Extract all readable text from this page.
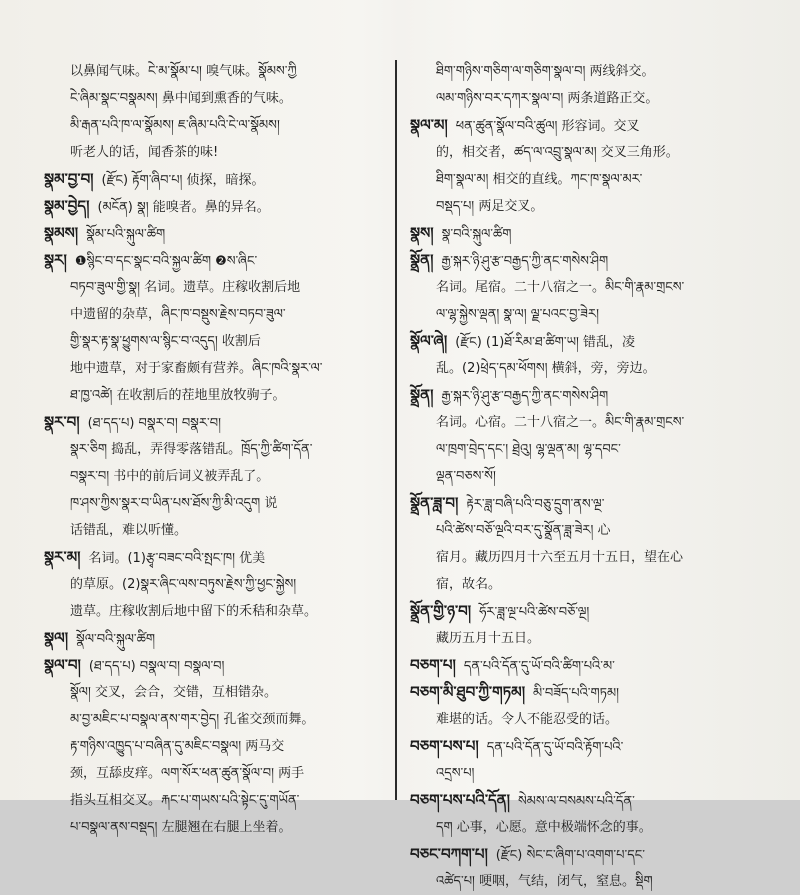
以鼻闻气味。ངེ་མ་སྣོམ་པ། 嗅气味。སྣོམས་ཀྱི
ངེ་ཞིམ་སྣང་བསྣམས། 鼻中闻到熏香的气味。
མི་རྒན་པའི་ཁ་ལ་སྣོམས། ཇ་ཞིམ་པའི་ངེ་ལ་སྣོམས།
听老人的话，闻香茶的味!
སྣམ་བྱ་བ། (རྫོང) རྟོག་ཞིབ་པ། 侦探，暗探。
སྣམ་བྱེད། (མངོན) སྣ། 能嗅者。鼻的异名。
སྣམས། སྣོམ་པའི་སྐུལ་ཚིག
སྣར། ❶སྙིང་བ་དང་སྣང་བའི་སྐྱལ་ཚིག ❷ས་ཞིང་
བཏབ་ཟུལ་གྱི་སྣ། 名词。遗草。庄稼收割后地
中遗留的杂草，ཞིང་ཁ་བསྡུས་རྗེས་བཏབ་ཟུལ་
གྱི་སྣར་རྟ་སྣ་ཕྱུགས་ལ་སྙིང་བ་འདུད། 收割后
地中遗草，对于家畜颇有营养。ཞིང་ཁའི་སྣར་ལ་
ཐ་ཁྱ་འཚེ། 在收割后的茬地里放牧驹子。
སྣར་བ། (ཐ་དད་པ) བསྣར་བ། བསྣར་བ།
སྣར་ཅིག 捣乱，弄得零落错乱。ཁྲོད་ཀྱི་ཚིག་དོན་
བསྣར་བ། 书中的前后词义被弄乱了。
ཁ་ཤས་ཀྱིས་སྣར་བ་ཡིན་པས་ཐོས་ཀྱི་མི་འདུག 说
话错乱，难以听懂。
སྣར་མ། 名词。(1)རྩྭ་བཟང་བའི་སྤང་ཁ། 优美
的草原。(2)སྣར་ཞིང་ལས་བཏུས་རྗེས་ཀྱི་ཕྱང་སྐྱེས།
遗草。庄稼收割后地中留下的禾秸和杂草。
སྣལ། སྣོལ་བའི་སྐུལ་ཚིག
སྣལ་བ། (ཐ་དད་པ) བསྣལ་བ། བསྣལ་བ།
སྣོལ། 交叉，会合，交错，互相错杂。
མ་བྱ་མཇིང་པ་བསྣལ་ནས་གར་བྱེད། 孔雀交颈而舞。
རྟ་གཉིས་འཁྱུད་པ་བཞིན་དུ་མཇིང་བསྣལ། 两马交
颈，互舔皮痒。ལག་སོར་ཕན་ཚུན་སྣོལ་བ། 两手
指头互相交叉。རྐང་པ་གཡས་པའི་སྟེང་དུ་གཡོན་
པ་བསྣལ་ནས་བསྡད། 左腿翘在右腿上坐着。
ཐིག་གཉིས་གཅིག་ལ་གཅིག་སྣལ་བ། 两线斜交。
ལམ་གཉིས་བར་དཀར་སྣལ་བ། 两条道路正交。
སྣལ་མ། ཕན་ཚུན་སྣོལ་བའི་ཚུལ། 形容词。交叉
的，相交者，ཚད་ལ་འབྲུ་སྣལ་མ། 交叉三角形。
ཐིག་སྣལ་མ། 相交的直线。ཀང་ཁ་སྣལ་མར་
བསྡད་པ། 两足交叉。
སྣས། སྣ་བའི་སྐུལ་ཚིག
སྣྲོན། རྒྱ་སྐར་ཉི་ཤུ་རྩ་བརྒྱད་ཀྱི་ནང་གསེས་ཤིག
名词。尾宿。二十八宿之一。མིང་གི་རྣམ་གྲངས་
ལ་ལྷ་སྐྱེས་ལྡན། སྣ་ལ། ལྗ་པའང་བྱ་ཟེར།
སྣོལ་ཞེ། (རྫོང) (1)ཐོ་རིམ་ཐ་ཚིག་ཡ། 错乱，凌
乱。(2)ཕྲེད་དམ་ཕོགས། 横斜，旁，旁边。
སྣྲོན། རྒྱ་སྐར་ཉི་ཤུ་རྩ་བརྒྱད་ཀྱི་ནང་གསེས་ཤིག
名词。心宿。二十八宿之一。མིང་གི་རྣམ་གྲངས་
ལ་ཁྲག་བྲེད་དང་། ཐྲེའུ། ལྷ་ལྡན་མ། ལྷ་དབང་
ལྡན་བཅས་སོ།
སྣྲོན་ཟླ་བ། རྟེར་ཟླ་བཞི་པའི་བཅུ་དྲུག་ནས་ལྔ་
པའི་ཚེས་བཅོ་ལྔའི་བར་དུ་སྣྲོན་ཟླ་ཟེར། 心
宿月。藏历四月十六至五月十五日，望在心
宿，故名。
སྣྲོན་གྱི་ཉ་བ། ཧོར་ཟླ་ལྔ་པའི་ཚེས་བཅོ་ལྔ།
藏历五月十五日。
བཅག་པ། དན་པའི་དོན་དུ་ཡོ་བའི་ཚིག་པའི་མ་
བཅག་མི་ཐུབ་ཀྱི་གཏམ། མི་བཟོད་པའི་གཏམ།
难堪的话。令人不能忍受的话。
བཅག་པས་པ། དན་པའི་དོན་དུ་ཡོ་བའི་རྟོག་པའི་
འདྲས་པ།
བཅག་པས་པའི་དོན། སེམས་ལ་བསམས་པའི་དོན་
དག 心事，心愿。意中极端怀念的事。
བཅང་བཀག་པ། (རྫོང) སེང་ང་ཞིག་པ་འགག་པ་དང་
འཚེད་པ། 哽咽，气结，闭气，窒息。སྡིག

= = = = = = =

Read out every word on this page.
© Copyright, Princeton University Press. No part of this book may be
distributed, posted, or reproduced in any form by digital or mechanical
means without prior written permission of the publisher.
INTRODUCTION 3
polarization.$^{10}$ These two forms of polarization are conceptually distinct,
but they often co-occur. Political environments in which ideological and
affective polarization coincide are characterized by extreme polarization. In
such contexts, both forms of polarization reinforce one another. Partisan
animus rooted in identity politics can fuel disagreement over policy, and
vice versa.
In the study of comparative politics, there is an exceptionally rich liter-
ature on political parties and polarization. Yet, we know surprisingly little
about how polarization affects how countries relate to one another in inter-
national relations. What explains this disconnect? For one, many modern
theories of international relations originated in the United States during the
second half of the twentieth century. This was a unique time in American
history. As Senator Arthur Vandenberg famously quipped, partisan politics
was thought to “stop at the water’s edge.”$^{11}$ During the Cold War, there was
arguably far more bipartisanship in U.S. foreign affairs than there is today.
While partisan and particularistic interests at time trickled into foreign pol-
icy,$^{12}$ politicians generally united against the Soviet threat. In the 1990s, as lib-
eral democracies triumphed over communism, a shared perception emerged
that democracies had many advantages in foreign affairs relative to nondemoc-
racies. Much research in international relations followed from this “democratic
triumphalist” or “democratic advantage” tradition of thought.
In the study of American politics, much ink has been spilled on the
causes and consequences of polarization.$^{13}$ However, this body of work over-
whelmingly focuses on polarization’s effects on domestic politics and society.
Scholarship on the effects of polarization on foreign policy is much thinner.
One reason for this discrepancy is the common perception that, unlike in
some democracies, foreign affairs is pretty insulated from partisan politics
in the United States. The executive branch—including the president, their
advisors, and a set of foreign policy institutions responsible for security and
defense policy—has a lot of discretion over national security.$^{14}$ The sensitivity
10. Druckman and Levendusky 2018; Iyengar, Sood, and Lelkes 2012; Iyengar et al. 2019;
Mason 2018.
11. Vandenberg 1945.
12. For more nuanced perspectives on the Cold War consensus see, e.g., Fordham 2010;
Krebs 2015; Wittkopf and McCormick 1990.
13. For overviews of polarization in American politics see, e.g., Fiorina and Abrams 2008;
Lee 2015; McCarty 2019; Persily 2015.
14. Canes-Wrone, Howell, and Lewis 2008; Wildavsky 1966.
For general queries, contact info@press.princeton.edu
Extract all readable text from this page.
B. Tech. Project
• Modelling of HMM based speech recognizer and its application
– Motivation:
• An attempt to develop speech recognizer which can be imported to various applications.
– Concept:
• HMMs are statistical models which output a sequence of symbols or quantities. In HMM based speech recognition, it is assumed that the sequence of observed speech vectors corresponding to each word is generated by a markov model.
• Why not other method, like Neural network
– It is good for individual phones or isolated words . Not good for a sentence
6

= = = = = = =

> _Your objective_
Show, from the listing above, each line that contains the word "affairs".

> _Solution for this exercise_
arguably far more bipartisanship in U.S. foreign affairs than there is today.
that democracies had many advantages in foreign affairs relative to nondemoc-
some democracies, foreign affairs is pretty insulated from partisan politics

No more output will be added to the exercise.